* Start Rows *

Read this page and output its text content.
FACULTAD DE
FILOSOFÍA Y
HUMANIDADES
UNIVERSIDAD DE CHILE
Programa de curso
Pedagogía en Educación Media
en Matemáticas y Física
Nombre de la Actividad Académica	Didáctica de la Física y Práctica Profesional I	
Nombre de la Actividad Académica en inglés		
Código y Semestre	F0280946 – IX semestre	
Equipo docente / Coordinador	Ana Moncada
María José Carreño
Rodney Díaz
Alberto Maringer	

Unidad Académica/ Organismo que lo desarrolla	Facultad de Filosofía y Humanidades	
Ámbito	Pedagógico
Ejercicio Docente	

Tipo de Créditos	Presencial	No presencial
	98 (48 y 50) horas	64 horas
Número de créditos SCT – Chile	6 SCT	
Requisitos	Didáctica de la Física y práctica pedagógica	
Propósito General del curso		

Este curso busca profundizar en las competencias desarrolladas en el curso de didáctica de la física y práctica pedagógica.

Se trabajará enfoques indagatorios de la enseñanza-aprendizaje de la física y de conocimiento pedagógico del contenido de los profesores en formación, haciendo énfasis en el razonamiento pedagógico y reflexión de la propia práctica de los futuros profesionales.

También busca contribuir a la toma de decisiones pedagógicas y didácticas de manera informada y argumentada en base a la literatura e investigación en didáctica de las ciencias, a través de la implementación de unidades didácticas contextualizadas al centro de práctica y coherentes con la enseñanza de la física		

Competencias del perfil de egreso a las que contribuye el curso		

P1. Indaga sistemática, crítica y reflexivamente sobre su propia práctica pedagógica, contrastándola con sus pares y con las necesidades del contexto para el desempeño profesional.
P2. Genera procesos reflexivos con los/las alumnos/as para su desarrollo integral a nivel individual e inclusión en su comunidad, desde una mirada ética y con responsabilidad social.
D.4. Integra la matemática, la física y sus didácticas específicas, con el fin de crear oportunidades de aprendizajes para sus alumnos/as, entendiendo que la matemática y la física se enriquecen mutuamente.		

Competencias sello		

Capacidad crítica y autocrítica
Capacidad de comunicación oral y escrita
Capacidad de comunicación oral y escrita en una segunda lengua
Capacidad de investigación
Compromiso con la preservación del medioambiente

* End Rows *

What needs to be done: The entries above must be returned in full, exactly as shown.

Exercise answer:
Read this page and output its text content.
FACULTAD DE
FILOSOFÍA Y
HUMANIDADES
UNIVERSIDAD DE CHILE
Programa de curso
Pedagogía en Educación Media
en Matemáticas y Física
Nombre de la Actividad Académica	Didáctica de la Física y Práctica Profesional I	
Nombre de la Actividad Académica en inglés		
Código y Semestre	F0280946 – IX semestre	
Equipo docente / Coordinador	Ana Moncada
María José Carreño
Rodney Díaz
Alberto Maringer	

Unidad Académica/ Organismo que lo desarrolla	Facultad de Filosofía y Humanidades	
Ámbito	Pedagógico
Ejercicio Docente	

Tipo de Créditos	Presencial	No presencial
	98 (48 y 50) horas	64 horas
Número de créditos SCT – Chile	6 SCT	
Requisitos	Didáctica de la Física y práctica pedagógica	
Propósito General del curso		

Este curso busca profundizar en las competencias desarrolladas en el curso de didáctica de la física y práctica pedagógica.

Se trabajará enfoques indagatorios de la enseñanza-aprendizaje de la física y de conocimiento pedagógico del contenido de los profesores en formación, haciendo énfasis en el razonamiento pedagógico y reflexión de la propia práctica de los futuros profesionales.

También busca contribuir a la toma de decisiones pedagógicas y didácticas de manera informada y argumentada en base a la literatura e investigación en didáctica de las ciencias, a través de la implementación de unidades didácticas contextualizadas al centro de práctica y coherentes con la enseñanza de la física		

Competencias del perfil de egreso a las que contribuye el curso		

P1. Indaga sistemática, crítica y reflexivamente sobre su propia práctica pedagógica, contrastándola con sus pares y con las necesidades del contexto para el desempeño profesional.
P2. Genera procesos reflexivos con los/las alumnos/as para su desarrollo integral a nivel individual e inclusión en su comunidad, desde una mirada ética y con responsabilidad social.
D.4. Integra la matemática, la física y sus didácticas específicas, con el fin de crear oportunidades de aprendizajes para sus alumnos/as, entendiendo que la matemática y la física se enriquecen mutuamente.		

Competencias sello		

Capacidad crítica y autocrítica
Capacidad de comunicación oral y escrita
Capacidad de comunicación oral y escrita en una segunda lengua
Capacidad de investigación
Compromiso con la preservación del medioambiente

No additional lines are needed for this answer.